▶ [Material provided]
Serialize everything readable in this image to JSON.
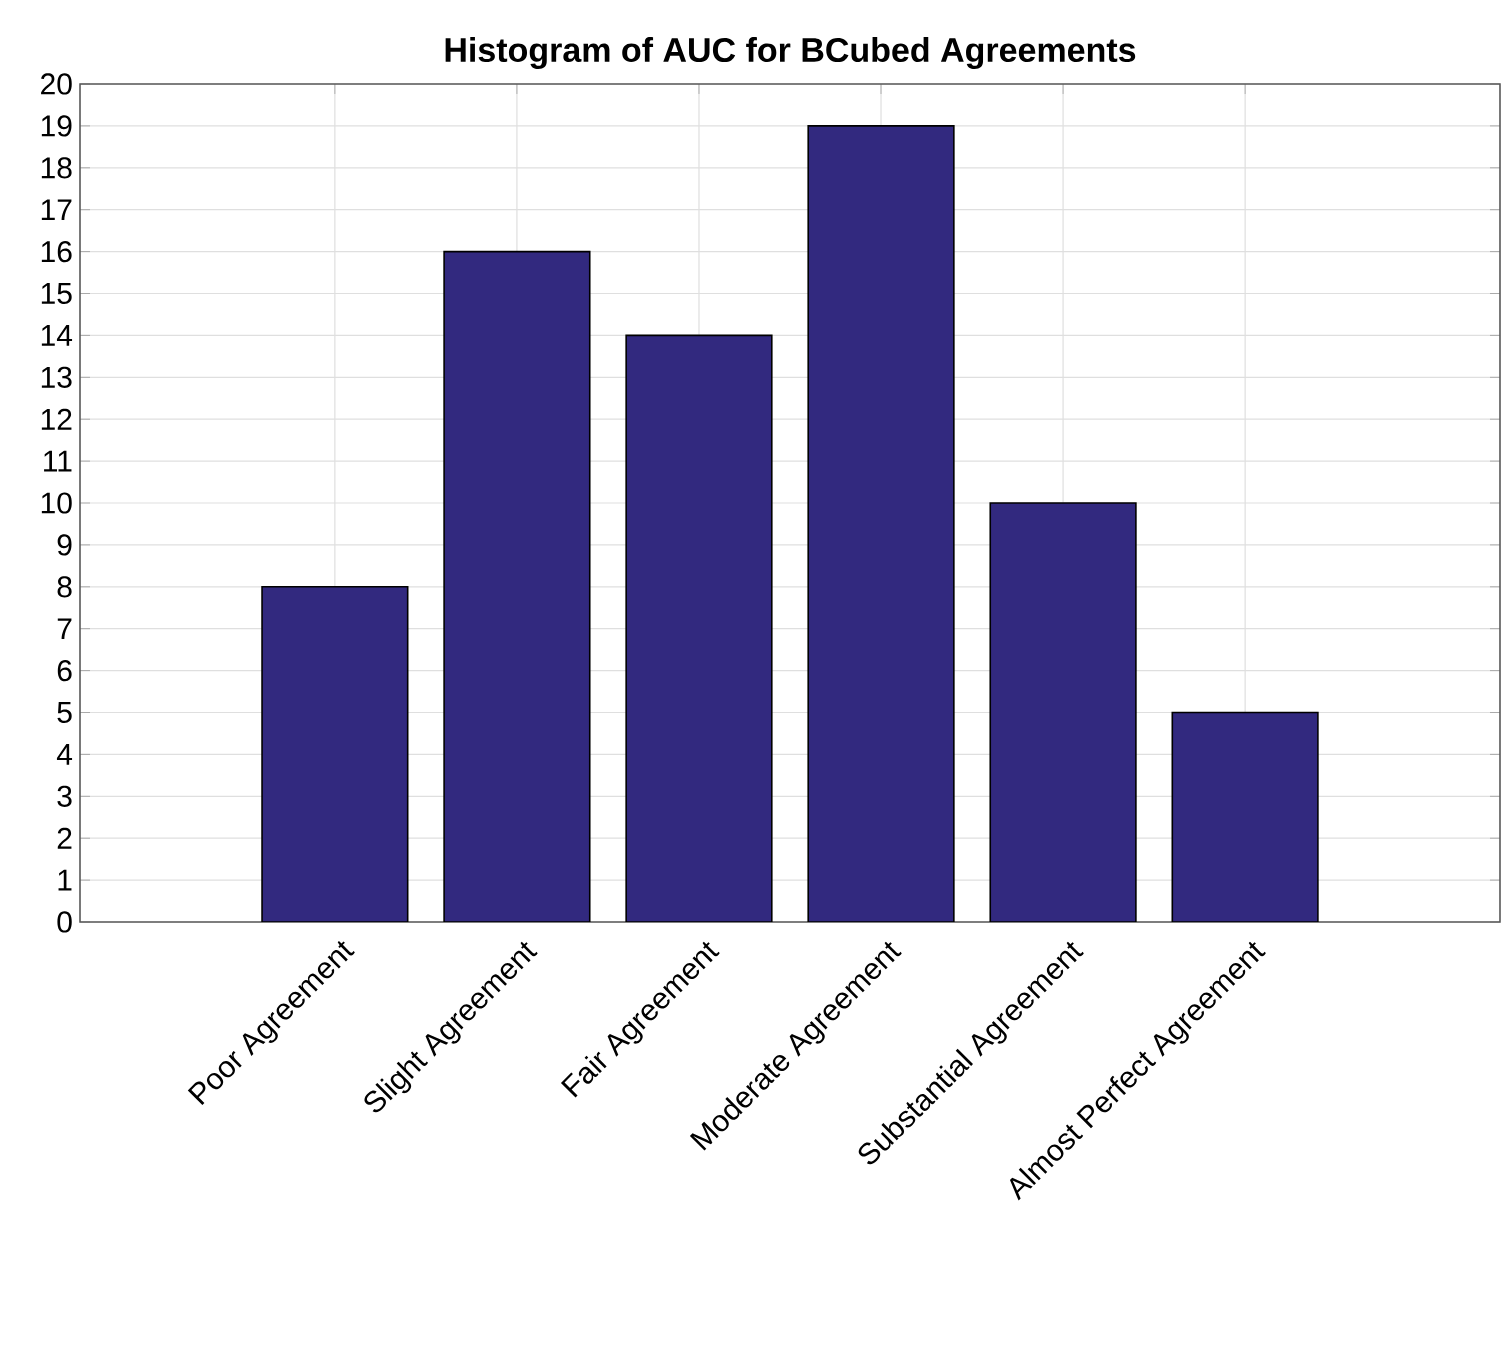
{
  "chart_data": {
    "type": "bar",
    "title": "Histogram of AUC for BCubed Agreements",
    "categories": [
      "Poor Agreement",
      "Slight Agreement",
      "Fair Agreement",
      "Moderate Agreement",
      "Substantial Agreement",
      "Almost Perfect Agreement"
    ],
    "values": [
      8,
      16,
      14,
      19,
      10,
      5
    ],
    "color": "#32297f",
    "ylim": [
      0,
      20
    ],
    "yticks": [
      0,
      1,
      2,
      3,
      4,
      5,
      6,
      7,
      8,
      9,
      10,
      11,
      12,
      13,
      14,
      15,
      16,
      17,
      18,
      19,
      20
    ],
    "grid": true
  }
}
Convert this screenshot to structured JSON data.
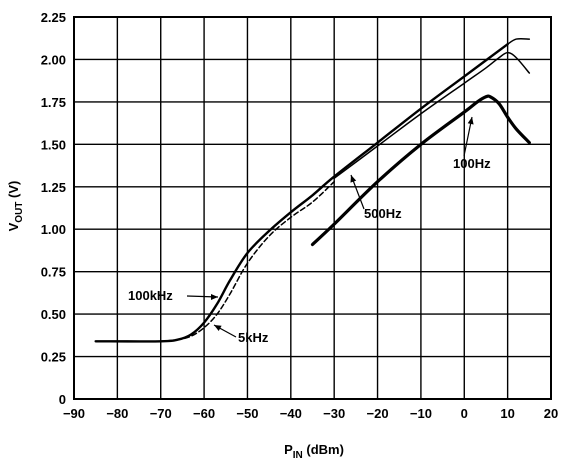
{
  "chart_data": {
    "type": "line",
    "title": "",
    "xlabel": {
      "main": "P",
      "sub": "IN",
      "rest": " (dBm)"
    },
    "ylabel": {
      "main": "V",
      "sub": "OUT",
      "rest": " (V)"
    },
    "xlim": [
      -90,
      20
    ],
    "ylim": [
      0,
      2.25
    ],
    "xticks": [
      -90,
      -80,
      -70,
      -60,
      -50,
      -40,
      -30,
      -20,
      -10,
      0,
      10,
      20
    ],
    "xtick_labels": [
      "−90",
      "−80",
      "−70",
      "−60",
      "−50",
      "−40",
      "−30",
      "−20",
      "−10",
      "0",
      "10",
      "20"
    ],
    "yticks": [
      0,
      0.25,
      0.5,
      0.75,
      1.0,
      1.25,
      1.5,
      1.75,
      2.0,
      2.25
    ],
    "ytick_labels": [
      "0",
      "0.25",
      "0.50",
      "0.75",
      "1.00",
      "1.25",
      "1.50",
      "1.75",
      "2.00",
      "2.25"
    ],
    "grid": true,
    "legend": "none (curves labeled inline)",
    "series": [
      {
        "name": "100kHz",
        "style": "solid-thick",
        "x": [
          -85,
          -70,
          -66,
          -63,
          -60,
          -57,
          -54,
          -50,
          -45,
          -40,
          -35,
          -30,
          -20,
          -10,
          0,
          10
        ],
        "y": [
          0.34,
          0.34,
          0.35,
          0.38,
          0.45,
          0.56,
          0.7,
          0.86,
          0.99,
          1.1,
          1.2,
          1.31,
          1.51,
          1.71,
          1.9,
          2.09
        ]
      },
      {
        "name": "5kHz",
        "style": "dashed",
        "x": [
          -70,
          -66,
          -63,
          -60,
          -57,
          -54,
          -50,
          -45,
          -40,
          -35,
          -30
        ],
        "y": [
          0.34,
          0.35,
          0.37,
          0.42,
          0.5,
          0.62,
          0.8,
          0.96,
          1.07,
          1.16,
          1.28
        ]
      },
      {
        "name": "500Hz",
        "style": "solid-thin",
        "x": [
          -30,
          -20,
          -10,
          0,
          5,
          8,
          10,
          12,
          15
        ],
        "y": [
          1.3,
          1.49,
          1.68,
          1.86,
          1.95,
          2.01,
          2.04,
          2.01,
          1.92
        ]
      },
      {
        "name": "100Hz",
        "style": "solid-thicker",
        "x": [
          -35,
          -30,
          -20,
          -10,
          0,
          3,
          5,
          6,
          8,
          10,
          12,
          15
        ],
        "y": [
          0.91,
          1.03,
          1.28,
          1.5,
          1.69,
          1.75,
          1.78,
          1.78,
          1.74,
          1.66,
          1.59,
          1.51
        ]
      },
      {
        "name": "",
        "style": "solid-thin-top",
        "x": [
          10,
          12,
          15
        ],
        "y": [
          2.09,
          2.12,
          2.12
        ]
      }
    ],
    "annotations": [
      {
        "text": "100kHz",
        "target_series": "100kHz"
      },
      {
        "text": "5kHz",
        "target_series": "5kHz"
      },
      {
        "text": "500Hz",
        "target_series": "500Hz"
      },
      {
        "text": "100Hz",
        "target_series": "100Hz"
      }
    ]
  }
}
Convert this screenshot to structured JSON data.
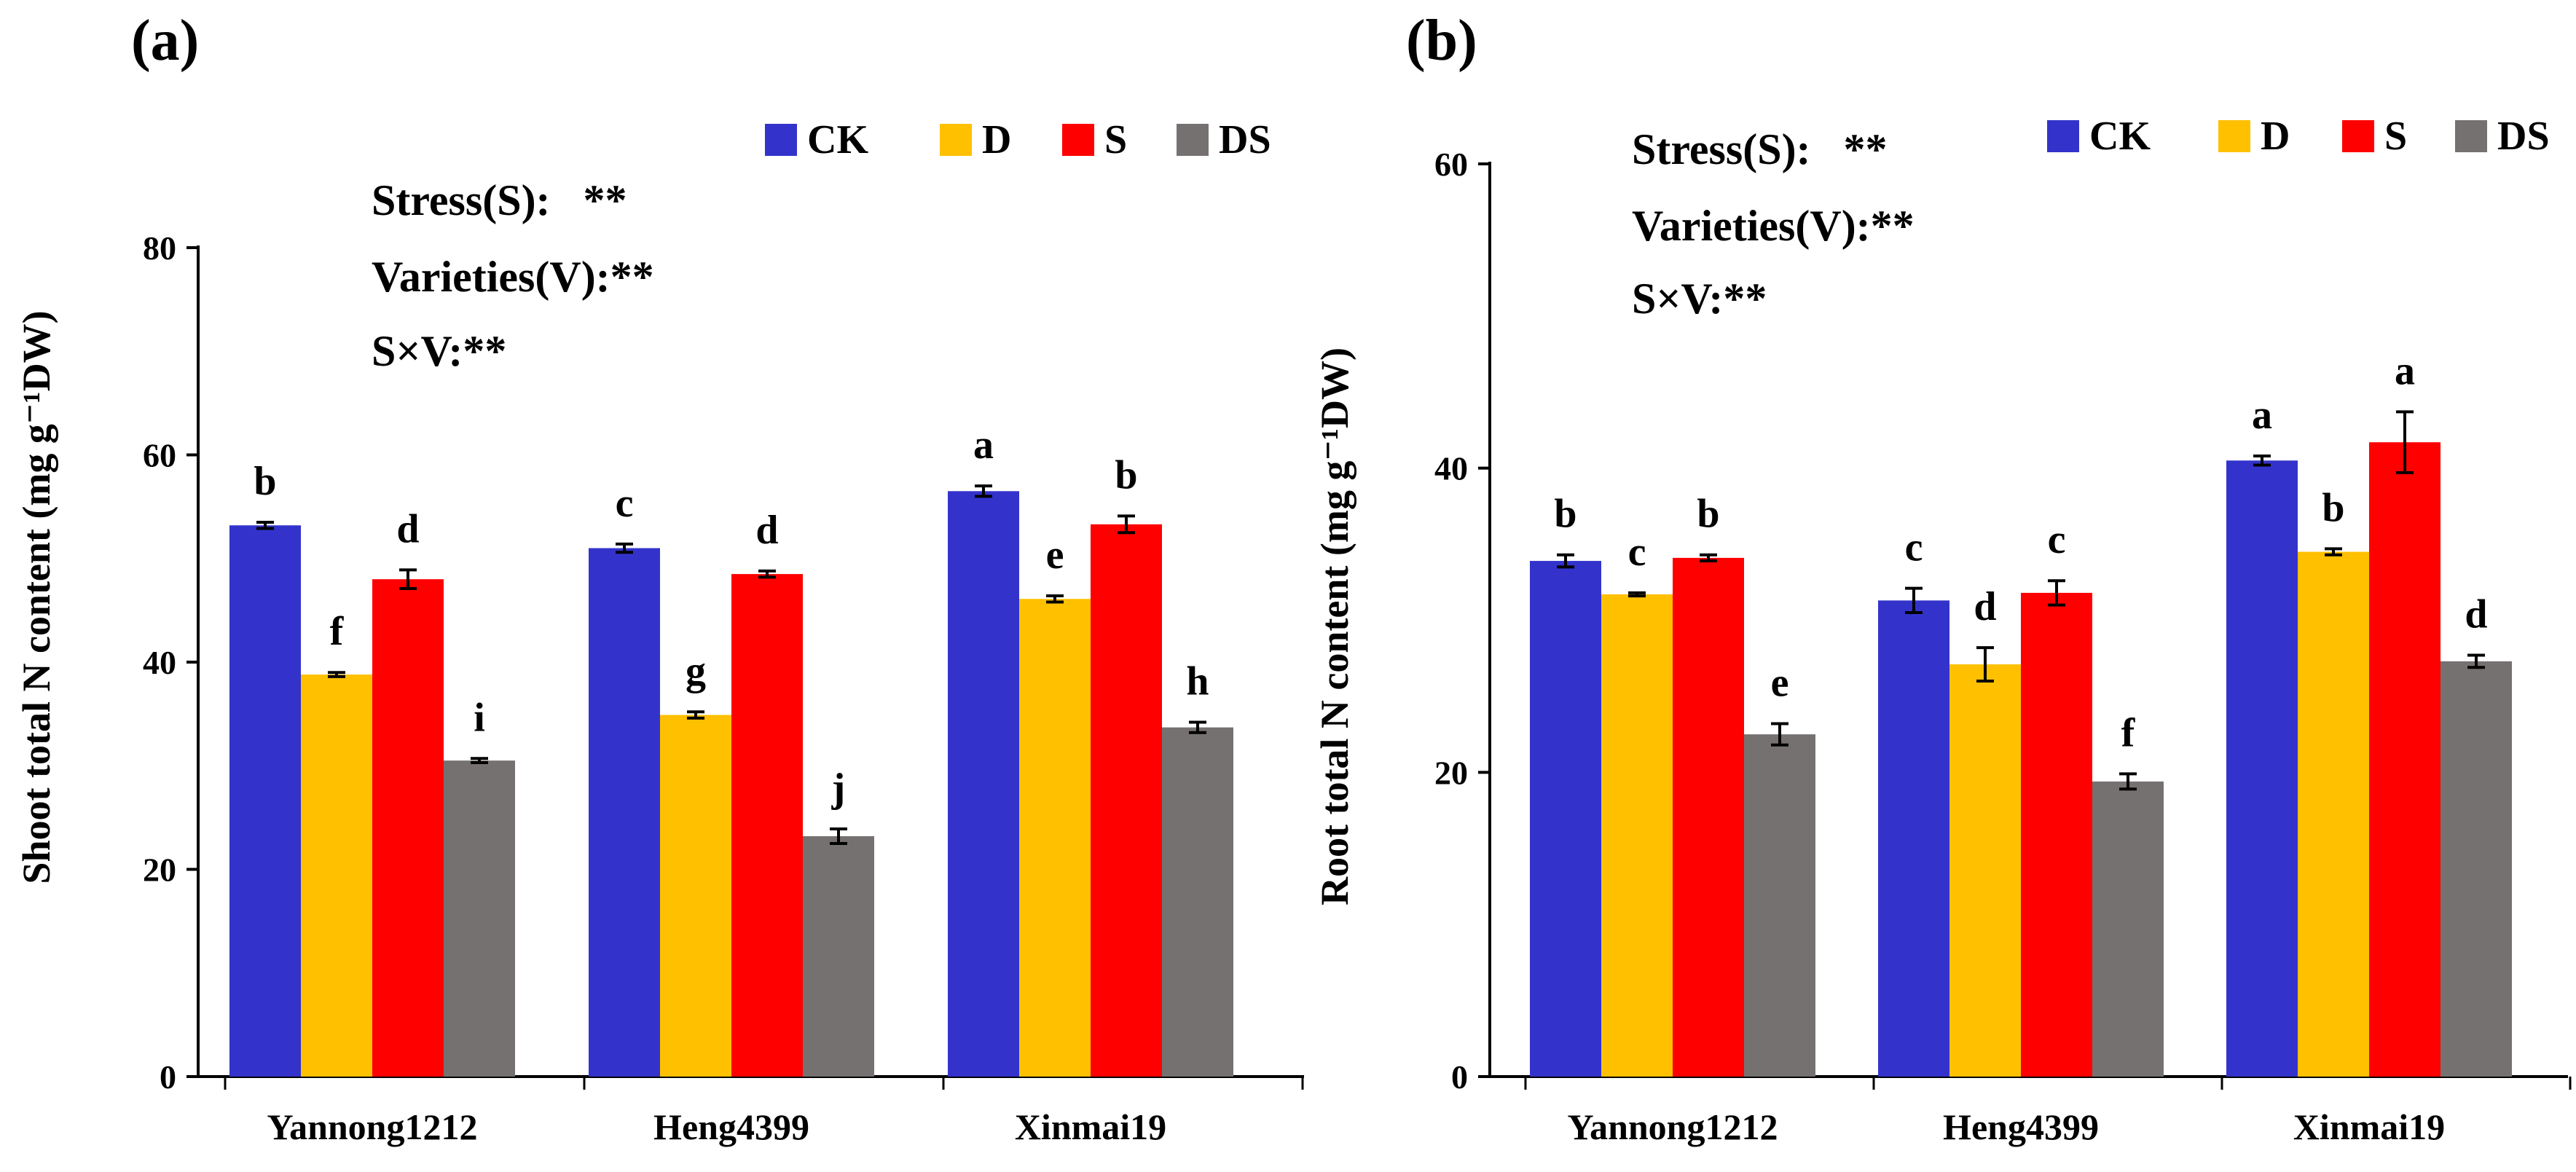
{
  "chart_data": [
    {
      "type": "bar",
      "panel_label": "(a)",
      "categories": [
        "Yannong1212",
        "Heng4399",
        "Xinmai19"
      ],
      "series": [
        {
          "name": "CK",
          "color": "#3333CC",
          "values": [
            53.2,
            51.0,
            56.5
          ],
          "errors": [
            0.3,
            0.4,
            0.5
          ],
          "letters": [
            "b",
            "c",
            "a"
          ]
        },
        {
          "name": "D",
          "color": "#FFC000",
          "values": [
            38.8,
            34.9,
            46.1
          ],
          "errors": [
            0.2,
            0.3,
            0.3
          ],
          "letters": [
            "f",
            "g",
            "e"
          ]
        },
        {
          "name": "S",
          "color": "#FF0000",
          "values": [
            48.0,
            48.5,
            53.3
          ],
          "errors": [
            0.9,
            0.3,
            0.8
          ],
          "letters": [
            "d",
            "d",
            "b"
          ]
        },
        {
          "name": "DS",
          "color": "#767171",
          "values": [
            30.5,
            23.2,
            33.7
          ],
          "errors": [
            0.2,
            0.7,
            0.5
          ],
          "letters": [
            "i",
            "j",
            "h"
          ]
        }
      ],
      "ylabel": "Shoot total N content (mg g⁻¹DW)",
      "ylim": [
        0,
        80
      ],
      "yticks": [
        0,
        20,
        40,
        60,
        80
      ],
      "legend": "top-right",
      "annotations": [
        "Stress(S):   **",
        "Varieties(V):**",
        "S×V:**"
      ]
    },
    {
      "type": "bar",
      "panel_label": "(b)",
      "categories": [
        "Yannong1212",
        "Heng4399",
        "Xinmai19"
      ],
      "series": [
        {
          "name": "CK",
          "color": "#3333CC",
          "values": [
            33.9,
            31.3,
            40.5
          ],
          "errors": [
            0.4,
            0.8,
            0.3
          ],
          "letters": [
            "b",
            "c",
            "a"
          ]
        },
        {
          "name": "D",
          "color": "#FFC000",
          "values": [
            31.7,
            27.1,
            34.5
          ],
          "errors": [
            0.1,
            1.1,
            0.2
          ],
          "letters": [
            "c",
            "d",
            "b"
          ]
        },
        {
          "name": "S",
          "color": "#FF0000",
          "values": [
            34.1,
            31.8,
            41.7
          ],
          "errors": [
            0.2,
            0.8,
            2.0
          ],
          "letters": [
            "b",
            "c",
            "a"
          ]
        },
        {
          "name": "DS",
          "color": "#767171",
          "values": [
            22.5,
            19.4,
            27.3
          ],
          "errors": [
            0.7,
            0.5,
            0.4
          ],
          "letters": [
            "e",
            "f",
            "d"
          ]
        }
      ],
      "ylabel": "Root total N content (mg g⁻¹DW)",
      "ylim": [
        0,
        60
      ],
      "yticks": [
        0,
        20,
        40,
        60
      ],
      "legend": "top-right",
      "annotations": [
        "Stress(S):   **",
        "Varieties(V):**",
        "S×V:**"
      ]
    }
  ]
}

▶ [Task goal]
Identify every line holding the word "total" and copy it out.

▶ [Solution]
      "ylabel": "Shoot total N content (mg g⁻¹DW)",
      "ylabel": "Root total N content (mg g⁻¹DW)",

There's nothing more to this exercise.